+++ Reading text

Embodied interaction, musical agents, deep learning, EMG, audiovisual, shared control, improvisation
•Applied computing → Sound and music computing; Performing arts; •Computing methodologies → Intelligent agents;
New interfaces for musical expression (NIMEs) have employed a variety of machine learning (ML) techniques for action–sound mappings since the early 1990s . Over the last decades, we have seen a growing interest in researching musical agents within the broader field of artificial intelligence (AI) and music . The term agent comes from the Latin agere, meaning “to do” . An agent's sole task might be to recognize the music's particular rhythm or track simple musical patterns, such as repeating pitch intervals . Such an artificial agent concerned with tackling a musical task is what we call a musical agent.
Drawing on literature reviews of AI and multi-agent systems (MAS) for music, such as Collins  and, more recently, Tatar & Pasquier , we have seen that most such systems prioritize using auditory channels (symbolic, audio, or hybrid) for interaction. However, body movement is also integral to musical interaction and a focal point in developing and performing with NIMEs. What is relatively underexplored is how musical agents can interact with embodied entities, for example, human performers, other than listening to the sounds of their actions. Furthermore, exploring novel artistic concepts and approaches beyond conventional sound and music control can often become of secondary importance in the academic discourses of AI and MAS. Inspired by one of Cook’s principles for designing NIMEs: “make a piece, not an instrument or controller” , we started this project with these two research questions:
How can embodied perspectives be included when developing musical agents?

++++++

• _Problem to solve_: Copy out the entire text above on musical agents and embodied interaction, word for word.

+++ Available data

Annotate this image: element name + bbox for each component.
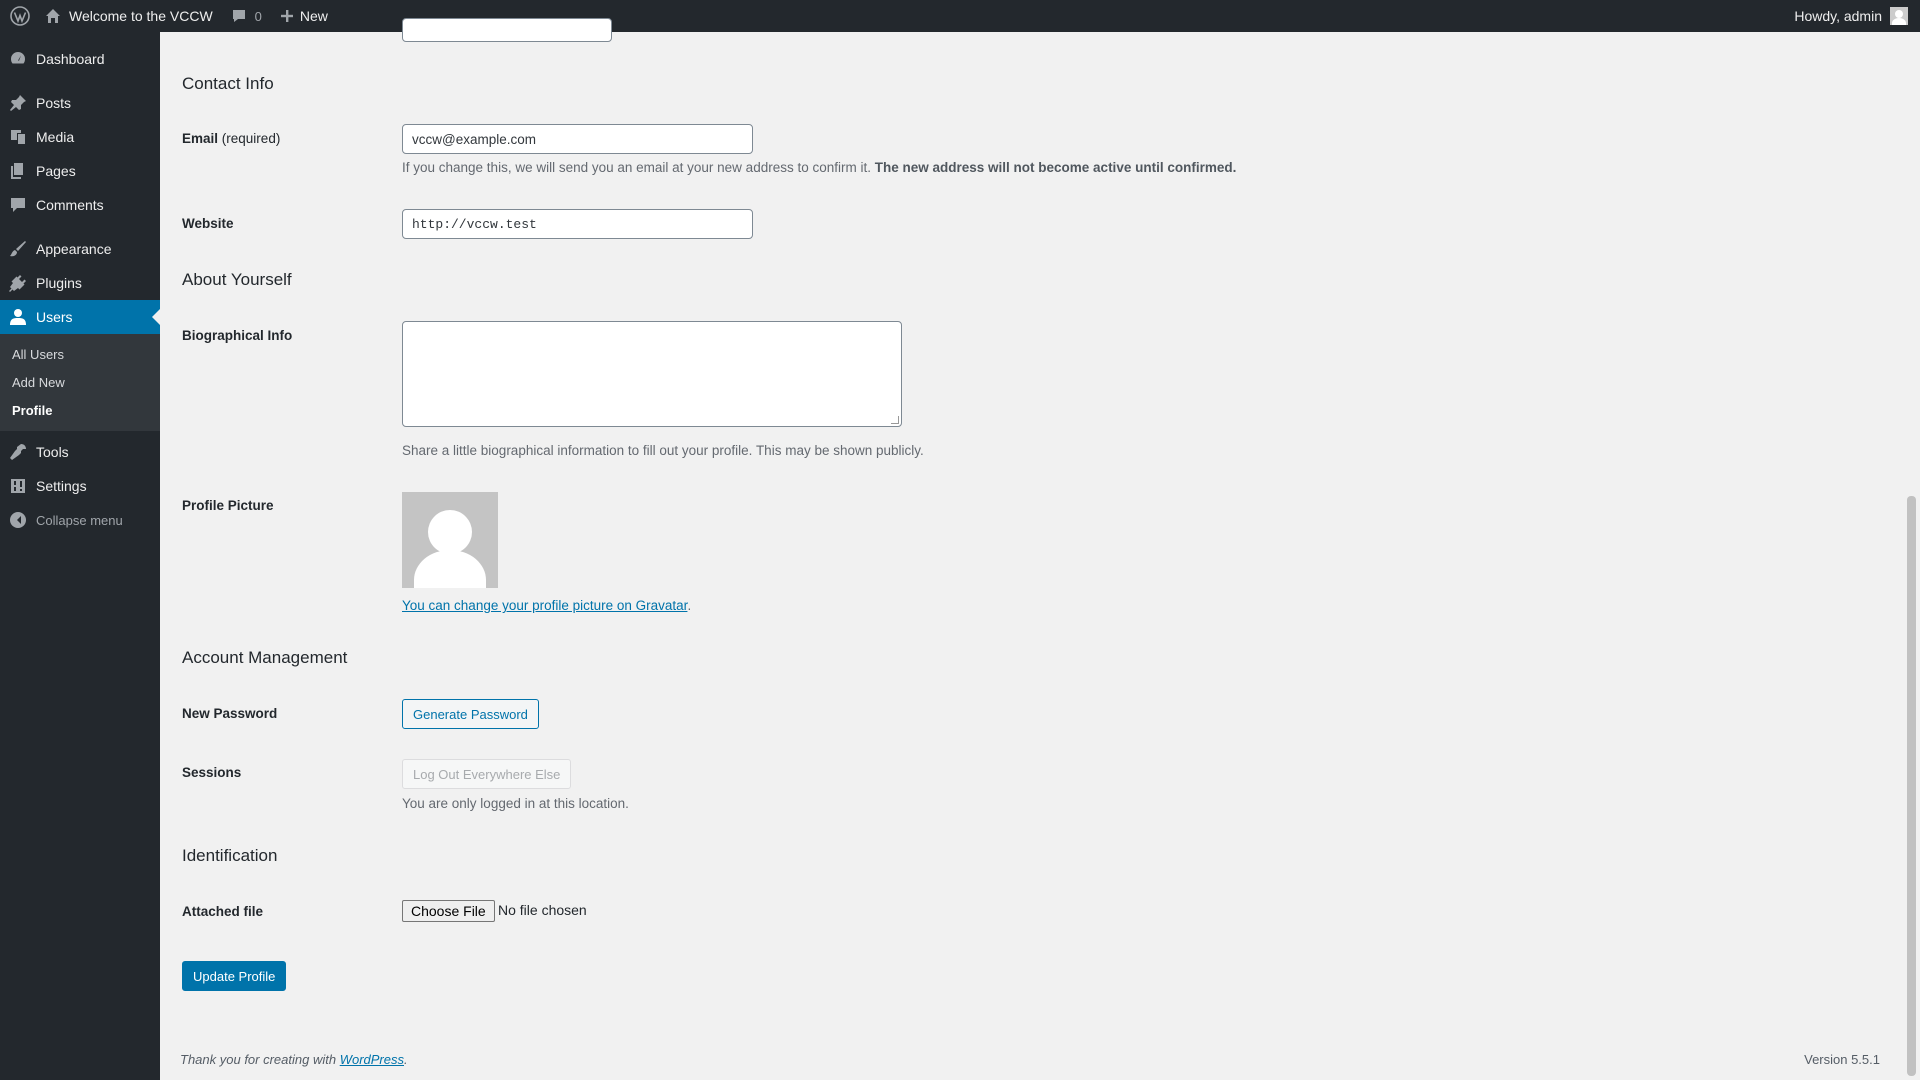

++++++

• _Expected answer_:
Embodied interaction, musical agents, deep learning, EMG, audiovisual, shared control, improvisation
•Applied computing → Sound and music computing; Performing arts; •Computing methodologies → Intelligent agents;
New interfaces for musical expression (NIMEs) have employed a variety of machine learning (ML) techniques for action–sound mappings since the early 1990s . Over the last decades, we have seen a growing interest in researching musical agents within the broader field of artificial intelligence (AI) and music . The term agent comes from the Latin agere, meaning “to do” . An agent's sole task might be to recognize the music's particular rhythm or track simple musical patterns, such as repeating pitch intervals . Such an artificial agent concerned with tackling a musical task is what we call a musical agent.
Drawing on literature reviews of AI and multi-agent systems (MAS) for music, such as Collins  and, more recently, Tatar & Pasquier , we have seen that most such systems prioritize using auditory channels (symbolic, audio, or hybrid) for interaction. However, body movement is also integral to musical interaction and a focal point in developing and performing with NIMEs. What is relatively underexplored is how musical agents can interact with embodied entities, for example, human performers, other than listening to the sounds of their actions. Furthermore, exploring novel artistic concepts and approaches beyond conventional sound and music control can often become of secondary importance in the academic discourses of AI and MAS. Inspired by one of Cook’s principles for designing NIMEs: “make a piece, not an instrument or controller” , we started this project with these two research questions:
How can embodied perspectives be included when developing musical agents?